┌─ Data rows

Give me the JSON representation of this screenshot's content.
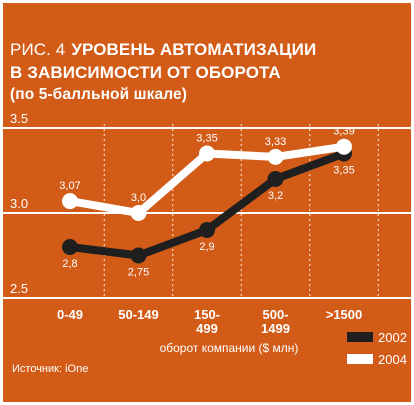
{
  "title": {
    "figure_label": "РИС. 4",
    "line1": "УРОВЕНЬ АВТОМАТИЗАЦИИ",
    "line2": "В ЗАВИСИМОСТИ ОТ ОБОРОТА",
    "subtitle": "(по 5-балльной шкале)"
  },
  "source": "Источник: iOne",
  "colors": {
    "background": "#d25b17",
    "series_2002": "#1f1f1f",
    "series_2004": "#ffffff",
    "grid": "#ffffff"
  },
  "chart_data": {
    "type": "line",
    "title": "УРОВЕНЬ АВТОМАТИЗАЦИИ В ЗАВИСИМОСТИ ОТ ОБОРОТА",
    "subtitle": "(по 5-балльной шкале)",
    "xlabel": "оборот компании ($ млн)",
    "ylabel": "",
    "categories": [
      "0-49",
      "50-149",
      "150-499",
      "500-1499",
      ">1500"
    ],
    "category_lines": [
      [
        "0-49"
      ],
      [
        "50-149"
      ],
      [
        "150-",
        "499"
      ],
      [
        "500-",
        "1499"
      ],
      [
        ">1500"
      ]
    ],
    "yticks": [
      {
        "value": 2.5,
        "label": "2.5"
      },
      {
        "value": 3.0,
        "label": "3.0"
      },
      {
        "value": 3.5,
        "label": "3.5"
      }
    ],
    "ylim": [
      2.5,
      3.5
    ],
    "grid": true,
    "legend_position": "bottom-right",
    "series": [
      {
        "name": "2002",
        "values": [
          2.8,
          2.75,
          2.9,
          3.2,
          3.35
        ],
        "labels": [
          "2,8",
          "2,75",
          "2,9",
          "3,2",
          "3,35"
        ]
      },
      {
        "name": "2004",
        "values": [
          3.07,
          3.0,
          3.35,
          3.33,
          3.39
        ],
        "labels": [
          "3,07",
          "3,0",
          "3,35",
          "3,33",
          "3,39"
        ]
      }
    ]
  }
}
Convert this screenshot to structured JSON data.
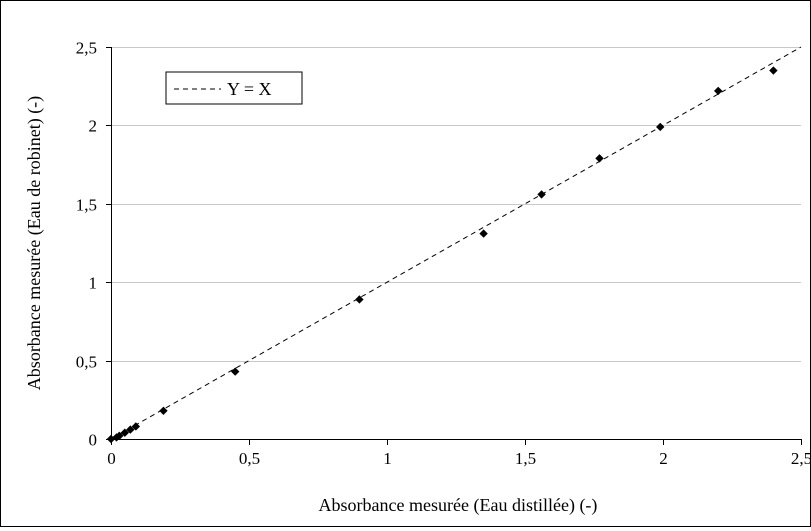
{
  "chart_data": {
    "type": "scatter",
    "title": "",
    "xlabel": "Absorbance mesurée (Eau distillée) (-)",
    "ylabel": "Absorbance mesurée (Eau de robinet) (-)",
    "xlim": [
      0,
      2.5
    ],
    "ylim": [
      0,
      2.5
    ],
    "grid": "horizontal",
    "legend_position": "top-left",
    "x_tick_labels": [
      "0",
      "0,5",
      "1",
      "1,5",
      "2",
      "2,5"
    ],
    "y_tick_labels": [
      "0",
      "0,5",
      "1",
      "1,5",
      "2",
      "2,5"
    ],
    "series": [
      {
        "marker": "diamond",
        "color": "#000000",
        "points": [
          [
            0.0,
            0.0
          ],
          [
            0.02,
            0.01
          ],
          [
            0.03,
            0.02
          ],
          [
            0.05,
            0.04
          ],
          [
            0.07,
            0.06
          ],
          [
            0.09,
            0.08
          ],
          [
            0.19,
            0.18
          ],
          [
            0.45,
            0.43
          ],
          [
            0.9,
            0.89
          ],
          [
            1.35,
            1.31
          ],
          [
            1.56,
            1.56
          ],
          [
            1.77,
            1.79
          ],
          [
            1.99,
            1.99
          ],
          [
            2.2,
            2.22
          ],
          [
            2.4,
            2.35
          ]
        ]
      },
      {
        "name": "Y = X",
        "line_style": "dashed",
        "color": "#000000",
        "points": [
          [
            0,
            0
          ],
          [
            2.5,
            2.5
          ]
        ]
      }
    ]
  }
}
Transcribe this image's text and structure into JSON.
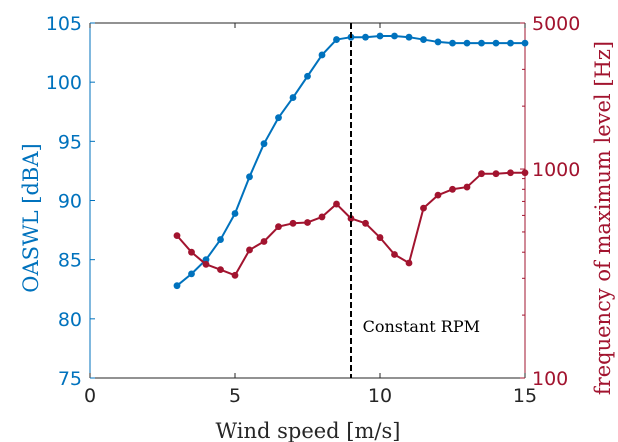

└─

▶ Problem to solve: Track down every line holding the string "ylabel" and copy it.

▶ Task answer:
    "ylabel": "",
    "ylabel": "Absorbance mesurée (Eau de robinet) (-)",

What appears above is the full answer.